Aim of the task ->
Copy every line of the data in which the word "xlabel" occurs.

Entries with figure data
━━━━

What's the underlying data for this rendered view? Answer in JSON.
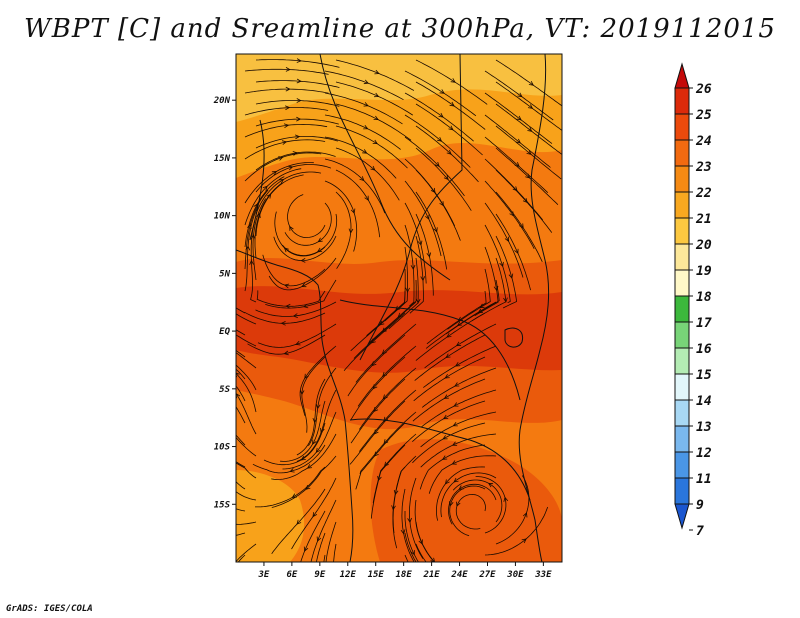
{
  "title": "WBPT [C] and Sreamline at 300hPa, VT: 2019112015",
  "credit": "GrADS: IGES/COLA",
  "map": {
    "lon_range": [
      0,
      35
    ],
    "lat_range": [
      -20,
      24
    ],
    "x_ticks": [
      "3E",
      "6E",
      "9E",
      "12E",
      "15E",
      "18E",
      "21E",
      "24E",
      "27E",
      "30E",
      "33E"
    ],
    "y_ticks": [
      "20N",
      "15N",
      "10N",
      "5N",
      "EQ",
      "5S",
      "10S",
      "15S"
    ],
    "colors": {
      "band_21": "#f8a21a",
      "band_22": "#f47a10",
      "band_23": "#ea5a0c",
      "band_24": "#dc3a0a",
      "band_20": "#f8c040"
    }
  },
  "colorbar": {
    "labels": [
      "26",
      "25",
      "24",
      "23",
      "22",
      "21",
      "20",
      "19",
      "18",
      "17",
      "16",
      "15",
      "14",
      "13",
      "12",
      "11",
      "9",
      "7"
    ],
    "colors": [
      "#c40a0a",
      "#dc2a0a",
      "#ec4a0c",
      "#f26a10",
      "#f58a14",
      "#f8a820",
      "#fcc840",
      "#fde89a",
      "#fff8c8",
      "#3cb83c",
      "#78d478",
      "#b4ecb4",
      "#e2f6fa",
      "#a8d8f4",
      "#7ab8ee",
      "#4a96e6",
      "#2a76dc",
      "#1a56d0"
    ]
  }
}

━━━━

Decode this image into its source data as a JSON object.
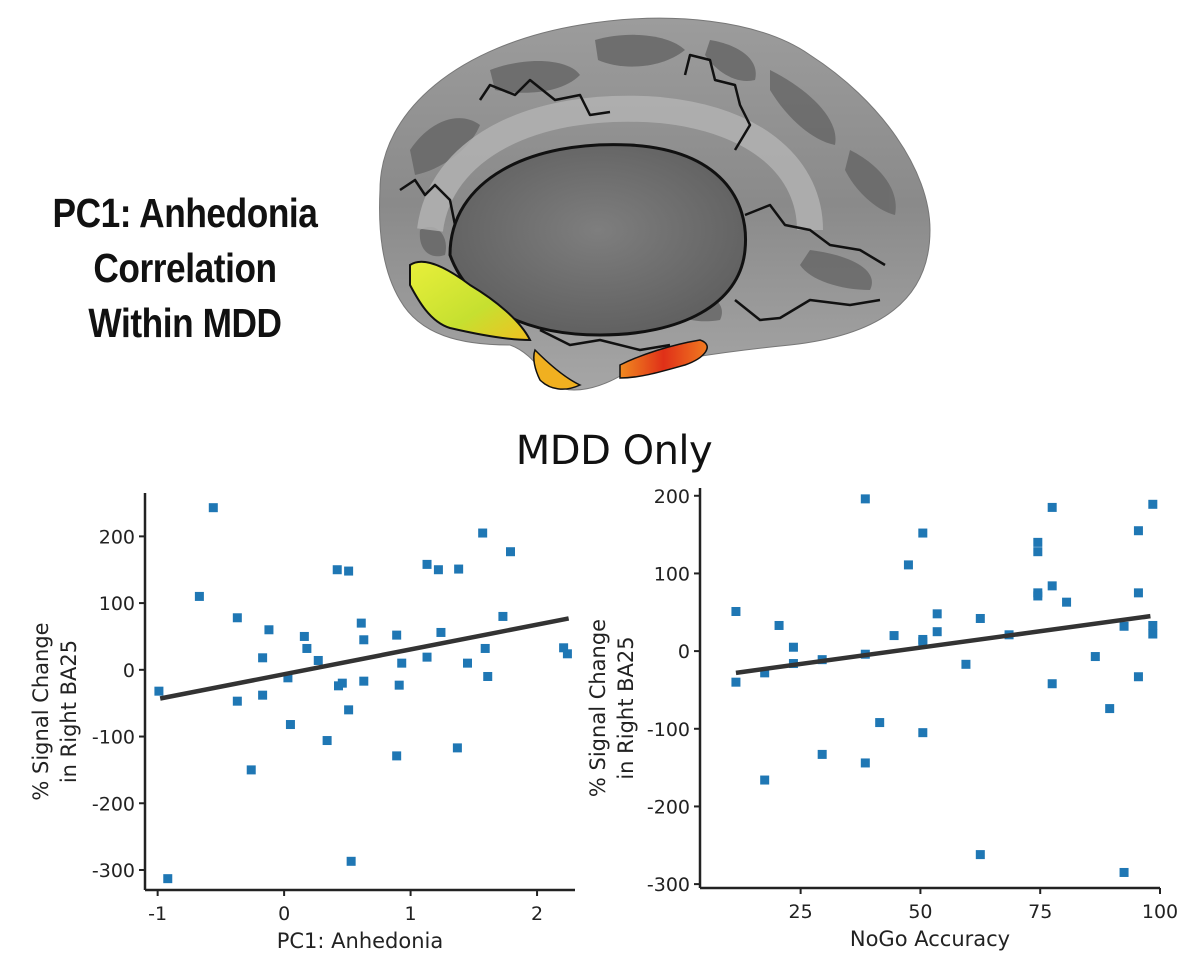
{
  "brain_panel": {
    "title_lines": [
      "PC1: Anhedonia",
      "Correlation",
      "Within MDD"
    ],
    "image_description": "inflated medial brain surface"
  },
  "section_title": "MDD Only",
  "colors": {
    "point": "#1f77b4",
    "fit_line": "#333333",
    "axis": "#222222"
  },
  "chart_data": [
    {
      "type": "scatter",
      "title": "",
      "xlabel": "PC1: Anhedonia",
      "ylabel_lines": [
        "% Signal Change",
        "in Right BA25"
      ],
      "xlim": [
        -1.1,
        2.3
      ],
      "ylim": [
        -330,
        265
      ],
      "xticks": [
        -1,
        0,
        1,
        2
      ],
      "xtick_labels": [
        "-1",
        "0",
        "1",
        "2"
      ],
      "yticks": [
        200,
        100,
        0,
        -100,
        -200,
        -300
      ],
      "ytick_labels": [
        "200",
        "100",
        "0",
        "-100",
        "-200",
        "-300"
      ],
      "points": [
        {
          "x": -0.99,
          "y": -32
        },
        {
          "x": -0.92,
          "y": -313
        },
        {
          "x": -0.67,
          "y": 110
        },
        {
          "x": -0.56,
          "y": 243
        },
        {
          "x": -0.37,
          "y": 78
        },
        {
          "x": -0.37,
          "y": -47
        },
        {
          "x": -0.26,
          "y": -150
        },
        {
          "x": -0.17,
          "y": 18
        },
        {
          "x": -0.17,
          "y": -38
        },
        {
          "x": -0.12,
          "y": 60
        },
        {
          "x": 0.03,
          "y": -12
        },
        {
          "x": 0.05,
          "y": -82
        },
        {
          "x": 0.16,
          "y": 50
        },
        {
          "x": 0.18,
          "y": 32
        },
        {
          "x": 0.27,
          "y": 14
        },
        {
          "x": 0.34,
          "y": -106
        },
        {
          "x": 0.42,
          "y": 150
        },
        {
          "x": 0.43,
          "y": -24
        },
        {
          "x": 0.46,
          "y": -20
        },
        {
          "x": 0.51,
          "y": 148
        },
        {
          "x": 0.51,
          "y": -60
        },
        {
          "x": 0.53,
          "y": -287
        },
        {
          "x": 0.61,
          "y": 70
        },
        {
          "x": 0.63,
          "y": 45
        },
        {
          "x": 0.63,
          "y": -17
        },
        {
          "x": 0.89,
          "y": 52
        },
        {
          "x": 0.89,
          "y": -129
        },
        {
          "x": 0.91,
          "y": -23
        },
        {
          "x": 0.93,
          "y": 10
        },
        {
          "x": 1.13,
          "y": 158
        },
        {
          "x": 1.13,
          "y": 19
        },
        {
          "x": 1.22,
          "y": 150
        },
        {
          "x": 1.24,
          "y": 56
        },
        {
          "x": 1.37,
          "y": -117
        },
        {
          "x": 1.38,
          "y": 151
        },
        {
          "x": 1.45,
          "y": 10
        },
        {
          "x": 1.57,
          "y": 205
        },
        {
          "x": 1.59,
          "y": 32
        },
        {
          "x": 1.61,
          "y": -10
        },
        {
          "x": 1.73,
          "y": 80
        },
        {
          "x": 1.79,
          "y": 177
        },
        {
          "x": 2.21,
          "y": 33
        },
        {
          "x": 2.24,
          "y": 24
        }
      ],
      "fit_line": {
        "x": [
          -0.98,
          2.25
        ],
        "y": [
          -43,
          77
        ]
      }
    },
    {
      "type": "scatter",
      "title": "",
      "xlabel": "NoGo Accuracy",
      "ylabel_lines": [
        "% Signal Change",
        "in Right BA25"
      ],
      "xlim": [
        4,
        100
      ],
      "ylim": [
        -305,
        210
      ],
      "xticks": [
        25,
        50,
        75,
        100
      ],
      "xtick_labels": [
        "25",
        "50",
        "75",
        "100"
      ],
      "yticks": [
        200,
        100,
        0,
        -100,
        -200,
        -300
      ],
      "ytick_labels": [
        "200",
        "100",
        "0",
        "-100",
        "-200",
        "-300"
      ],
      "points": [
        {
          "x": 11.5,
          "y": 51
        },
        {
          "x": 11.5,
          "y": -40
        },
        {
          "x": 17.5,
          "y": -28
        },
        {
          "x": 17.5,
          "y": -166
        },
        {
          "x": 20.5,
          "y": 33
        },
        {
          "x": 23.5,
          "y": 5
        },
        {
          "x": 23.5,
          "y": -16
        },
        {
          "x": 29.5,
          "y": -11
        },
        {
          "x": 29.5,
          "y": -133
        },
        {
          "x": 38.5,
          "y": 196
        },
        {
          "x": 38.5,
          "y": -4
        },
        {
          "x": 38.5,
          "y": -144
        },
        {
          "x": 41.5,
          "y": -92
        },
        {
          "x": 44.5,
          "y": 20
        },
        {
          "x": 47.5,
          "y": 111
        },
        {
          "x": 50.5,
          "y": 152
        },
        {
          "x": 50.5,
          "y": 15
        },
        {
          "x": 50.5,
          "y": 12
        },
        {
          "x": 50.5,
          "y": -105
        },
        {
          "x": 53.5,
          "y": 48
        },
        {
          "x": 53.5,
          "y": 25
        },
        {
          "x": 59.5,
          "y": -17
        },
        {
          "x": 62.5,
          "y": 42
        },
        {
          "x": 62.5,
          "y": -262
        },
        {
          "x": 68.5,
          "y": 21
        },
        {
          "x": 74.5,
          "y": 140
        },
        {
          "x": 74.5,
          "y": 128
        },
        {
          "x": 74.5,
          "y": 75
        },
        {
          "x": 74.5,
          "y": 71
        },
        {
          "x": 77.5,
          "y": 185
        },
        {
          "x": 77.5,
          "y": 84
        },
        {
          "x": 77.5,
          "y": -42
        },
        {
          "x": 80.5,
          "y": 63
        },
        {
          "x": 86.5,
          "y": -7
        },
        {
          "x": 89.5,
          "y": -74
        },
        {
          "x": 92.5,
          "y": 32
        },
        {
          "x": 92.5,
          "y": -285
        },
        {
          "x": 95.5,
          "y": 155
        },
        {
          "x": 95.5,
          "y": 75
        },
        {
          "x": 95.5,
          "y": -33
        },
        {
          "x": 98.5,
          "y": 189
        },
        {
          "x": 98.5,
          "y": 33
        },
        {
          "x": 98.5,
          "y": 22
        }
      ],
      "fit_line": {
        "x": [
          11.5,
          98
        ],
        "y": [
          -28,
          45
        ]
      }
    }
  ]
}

━━━━

Result of the task ->
      "xlabel": "PC1: Anhedonia",
      "xlabel": "NoGo Accuracy",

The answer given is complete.